-- start --
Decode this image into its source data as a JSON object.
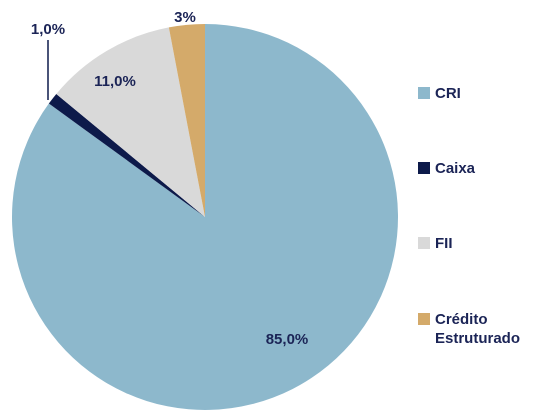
{
  "chart_data": {
    "type": "pie",
    "categories": [
      "CRI",
      "Caixa",
      "FII",
      "Crédito Estruturado"
    ],
    "values": [
      85,
      1,
      11,
      3
    ],
    "value_labels": [
      "85,0%",
      "1,0%",
      "11,0%",
      "3%"
    ],
    "colors": [
      "#8db8cc",
      "#0d1a4a",
      "#d9d9d9",
      "#d4aa6a"
    ],
    "legend": "right"
  }
}
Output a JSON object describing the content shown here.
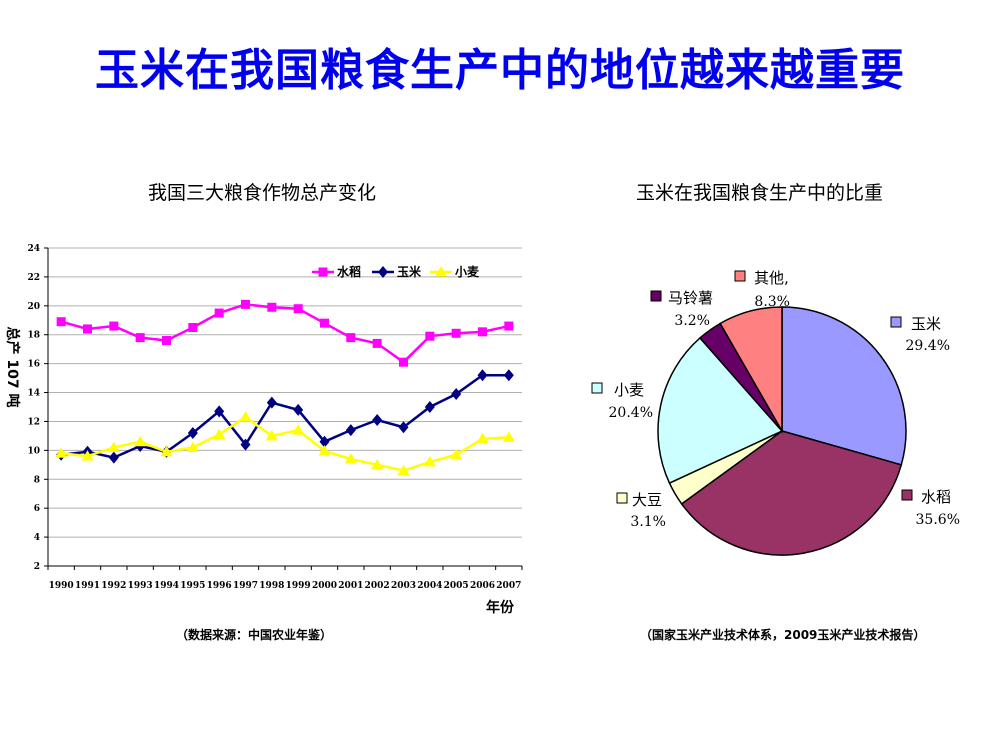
-- end --
**Problem to work on**
Pictures excluded, quote all the data above exactly.

**Task solution**
Decode this image into its source data as a JSON object.
{
  "chart_data": {
    "type": "pie",
    "categories": [
      "CRI",
      "Caixa",
      "FII",
      "Crédito Estruturado"
    ],
    "values": [
      85,
      1,
      11,
      3
    ],
    "value_labels": [
      "85,0%",
      "1,0%",
      "11,0%",
      "3%"
    ],
    "colors": [
      "#8db8cc",
      "#0d1a4a",
      "#d9d9d9",
      "#d4aa6a"
    ],
    "legend": "right"
  }
}
Output a JSON object describing the content shown here.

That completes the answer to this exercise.